* **Aufgaben**
1 – Als wer bezeichnet sich Gott im Text über das Passafest im Alten Testament immer wieder?
2 – Wiederhole aus dem Text über das Passafest wortgetreu alles von „Es wird zudem“ bis hinunter zu „Mic 6,4; u.v.a.).“.
3 – Führe den Text über das Passafest im Alten Testament nach seinem letzten Satz weiter.

===== Textauszug =====

Passa – spannende Einblicke in das ‚Fest der Befreiung‘
Das Passafest im Alten Testament
Im Alten Testament wird von vielen Geschichten, Ereignissen und Erlebnissen berichtet, welche das Volk Israel durch die Jahrhunderte mit ihrem Gott stark verbunden hat (Lev. 26,12; Jer. 30,22). Jedoch gibt es nur wenige Momente, die so einen hohen Stellenwert haben und auf die so oft angespielt wird, wie ihr Auszug aus Ägypten: ein versklavtes Volk Israel in fremdem Land, Gott, der Mose im Dornbusch erscheint, und der ihn mit seinem Bruder zum Pharao schickt, die Sturheit des Pharao, die zehn Plagen und dann schließlich der triumphale Durchzug durch das rote Meer (man denke an das Lied „Go down Moses“ oder an den Ausspruch „Let my people go!“).
Es wird zudem klar, dass dieses Ereignis im Alten Testament einen leicht höheren Stellenwert haben muss, als andere Geschichten von Wundern oder Siegen in Konflikten, die dort erzählt werden. Gott selbst identifiziert sich dort als „der Herr, euer Gott, der euch aus dem Land Ägypten geführt hat“ – und zwar nicht nur in einer bestimmten Zeit der Geschichte Israels, sondern immer und immer wieder, quasi im ganzen Alten Testament (vgl. Ex 20,1; Lev 19,36; Am 9,7; Mic 6,4; u.v.a.).

===== Daten =====

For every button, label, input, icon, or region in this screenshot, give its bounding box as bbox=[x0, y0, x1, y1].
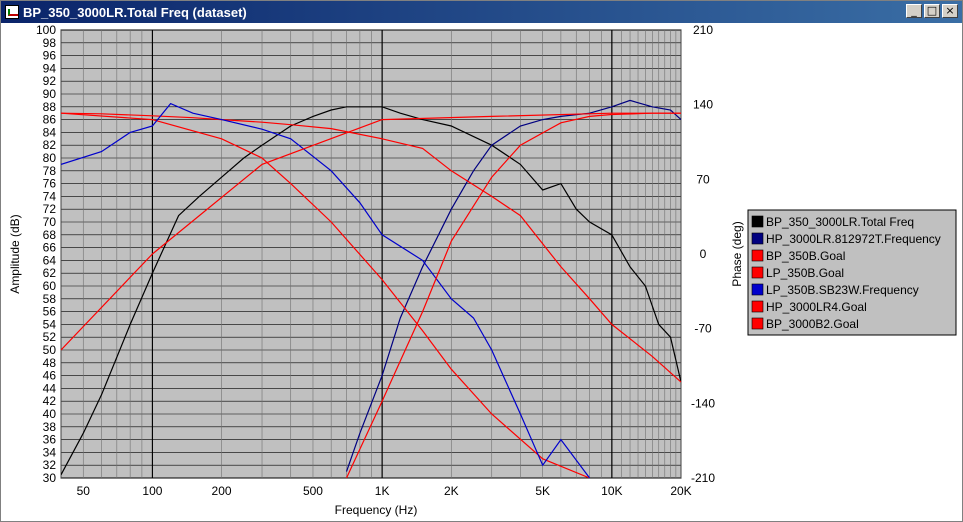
x-tick-label: 100 bbox=[142, 484, 162, 498]
window-title: BP_350_3000LR.Total Freq (dataset) bbox=[23, 4, 247, 20]
y-tick-label: 30 bbox=[43, 471, 57, 485]
y-tick-label: 98 bbox=[43, 36, 57, 50]
y-tick-label: 86 bbox=[43, 113, 57, 127]
y-tick-label: 64 bbox=[43, 253, 57, 267]
y-tick-label: 56 bbox=[43, 305, 57, 319]
y2-tick-label: 140 bbox=[693, 98, 713, 112]
y-tick-label: 96 bbox=[43, 49, 57, 63]
y-tick-label: 92 bbox=[43, 74, 57, 88]
legend-label: HP_3000LR.812972T.Frequency bbox=[766, 232, 941, 246]
y-tick-label: 76 bbox=[43, 177, 57, 191]
x-tick-label: 2K bbox=[444, 484, 459, 498]
x-tick-label: 10K bbox=[601, 484, 622, 498]
x-tick-label: 50 bbox=[77, 484, 91, 498]
y-tick-label: 72 bbox=[43, 202, 57, 216]
y2-tick-label: -210 bbox=[691, 471, 715, 485]
legend-label: HP_3000LR4.Goal bbox=[766, 300, 867, 314]
legend-label: BP_350B.Goal bbox=[766, 249, 845, 263]
y-tick-label: 36 bbox=[43, 433, 57, 447]
y-tick-label: 40 bbox=[43, 407, 57, 421]
y-tick-label: 32 bbox=[43, 458, 57, 472]
series-line-1 bbox=[345, 99, 681, 472]
y-tick-label: 66 bbox=[43, 241, 57, 255]
y-axis-label: Amplitude (dB) bbox=[8, 214, 22, 293]
y-tick-label: 94 bbox=[43, 61, 57, 75]
series-line-5 bbox=[345, 112, 681, 478]
legend-label: BP_350_3000LR.Total Freq bbox=[766, 215, 914, 229]
y-tick-label: 44 bbox=[43, 381, 57, 395]
maximize-button[interactable]: □ bbox=[924, 4, 940, 18]
y-tick-label: 100 bbox=[36, 23, 56, 37]
x-axis-ticks: 50 100 200 500 1K 2K 5K 10K 20K bbox=[77, 484, 692, 498]
legend-swatch bbox=[751, 266, 764, 279]
x-tick-label: 1K bbox=[375, 484, 390, 498]
legend-swatch bbox=[751, 232, 764, 245]
y-tick-label: 54 bbox=[43, 317, 57, 331]
y-tick-label: 58 bbox=[43, 292, 57, 306]
y-tick-label: 46 bbox=[43, 369, 57, 383]
y2-tick-label: -70 bbox=[694, 322, 712, 336]
y-tick-label: 50 bbox=[43, 343, 57, 357]
legend-swatch bbox=[751, 249, 764, 262]
chart-app-icon bbox=[5, 5, 19, 19]
y2-tick-label: 0 bbox=[700, 247, 707, 261]
legend-box bbox=[747, 209, 957, 336]
legend-swatch bbox=[751, 215, 764, 228]
y-tick-label: 60 bbox=[43, 279, 57, 293]
x-tick-label: 5K bbox=[535, 484, 550, 498]
y2-axis-ticks: 210 140 70 0 -70 -140 -210 bbox=[691, 23, 715, 485]
legend: BP_350_3000LR.Total Freq HP_3000LR.812972… bbox=[747, 209, 957, 336]
y-tick-label: 90 bbox=[43, 87, 57, 101]
x-tick-label: 200 bbox=[212, 484, 232, 498]
y-tick-label: 74 bbox=[43, 189, 57, 203]
plot-area bbox=[60, 29, 682, 479]
series-line-4 bbox=[61, 102, 591, 478]
frequency-response-chart: 3032343638404244464850525456586062646668… bbox=[8, 23, 957, 517]
y2-tick-label: 210 bbox=[693, 23, 713, 37]
series-line-3 bbox=[61, 112, 590, 478]
y-tick-label: 84 bbox=[43, 125, 57, 139]
title-bar[interactable]: BP_350_3000LR.Total Freq (dataset) _ □ × bbox=[1, 1, 962, 23]
y-tick-label: 52 bbox=[43, 330, 57, 344]
y-tick-label: 68 bbox=[43, 228, 57, 242]
y-tick-label: 34 bbox=[43, 445, 57, 459]
y-tick-label: 80 bbox=[43, 151, 57, 165]
legend-label: LP_350B.Goal bbox=[766, 266, 844, 280]
legend-label: BP_3000B2.Goal bbox=[766, 317, 859, 331]
y2-tick-label: 70 bbox=[696, 172, 710, 186]
series-line-6 bbox=[61, 112, 681, 351]
y-tick-label: 88 bbox=[43, 100, 57, 114]
x-axis-label: Frequency (Hz) bbox=[335, 503, 418, 517]
y-tick-label: 78 bbox=[43, 164, 57, 178]
y2-tick-label: -140 bbox=[691, 396, 715, 410]
y-tick-label: 70 bbox=[43, 215, 57, 229]
y-tick-label: 48 bbox=[43, 356, 57, 370]
minimize-button[interactable]: _ bbox=[906, 4, 922, 18]
legend-swatch bbox=[751, 317, 764, 330]
x-tick-label: 20K bbox=[670, 484, 691, 498]
y-tick-label: 82 bbox=[43, 138, 57, 152]
y2-axis-label: Phase (deg) bbox=[730, 221, 744, 286]
grid bbox=[60, 29, 682, 479]
legend-swatch bbox=[751, 300, 764, 313]
series-group bbox=[61, 99, 681, 478]
y-tick-label: 62 bbox=[43, 266, 57, 280]
legend-label: LP_350B.SB23W.Frequency bbox=[766, 283, 919, 297]
y-tick-label: 38 bbox=[43, 420, 57, 434]
x-tick-label: 500 bbox=[303, 484, 323, 498]
y-axis-ticks: 3032343638404244464850525456586062646668… bbox=[36, 23, 56, 485]
close-button[interactable]: × bbox=[942, 4, 958, 18]
series-line-2 bbox=[61, 112, 681, 383]
legend-swatch bbox=[751, 283, 764, 296]
series-line-0 bbox=[61, 106, 681, 476]
y-tick-label: 42 bbox=[43, 394, 57, 408]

=====

* **Lösungen**
1 – Als „der Herr, euer Gott, der euch aus dem Land Ägypten geführt hat“.

2 –
Es wird zudem klar, dass dieses Ereignis im Alten Testament einen leicht höheren Stellenwert haben muss, als andere Geschichten von Wundern oder Siegen in Konflikten, die dort erzählt werden. Gott selbst identifiziert sich dort als „der Herr, euer Gott, der euch aus dem Land Ägypten geführt hat“ – und zwar nicht nur in einer bestimmten Zeit der Geschichte Israels, sondern immer und immer wieder, quasi im ganzen Alten Testament (vgl. Ex 20,1; Lev 19,36; Am 9,7; Mic 6,4; u.v.a.).

3 –
Heute ist diese Geschichte im kollektiven Gedächtnis von Juden und Christen stark verankert und gehört wohl zu den weltweit bekanntesten Geschichten des Alten Testaments. Aber auch innerbiblisch wird dafür gesorgt, dass das Volk Israel diese Zeit niemals vergessen darf. Diese Nacht, welche in Exodus 12 beschrieben wird, in welcher die Israeliten in Ägypten gegürtet und gepackt mit Stock und Stab das Blut eines Lammes über die Türpfosten streichen sollen, um den Todesengel Gottes vorbeiziehen zu lassen, in der sie ungesäuertes Brot essen bis das Signal kommt und alle Israeliten Ägypten für immer verlassen werden, an diese Nacht sollen sich alle künftigen Generationen erinnern. Und am besten erinnert man sich dadurch, dass man diese Nacht jedes Jahr „nochmals durchlebt“ – und das tun Juden im Passafest. Das Wort Passa (heb. פֶּסַח Pesach) hängt im hebräischen mit der Wortwurzel פסח („pasach“) zusammen, welche soviel bedeutet wie “vorübergehen” oder „verschonen“ (das wird im Wort „passover“, dem englischen Namen des Festes gut wiedergegeben). In der Exoduserzählung wird auf diese Wortbedeutung auch direkt angespielt; dort sagt Gott: „Es ist des Herrn Passa. (…) Dann aber soll das Blut euer Zeichen sein an den Häusern, in denen ihr seid: Wo ich das Blut sehe, will ich an euch vorübergehen (וּפָסַחְתִּי „u-pasach-ti“), und die Plage soll euch nicht widerfahren“ (Ex 12,11.13 LUT17).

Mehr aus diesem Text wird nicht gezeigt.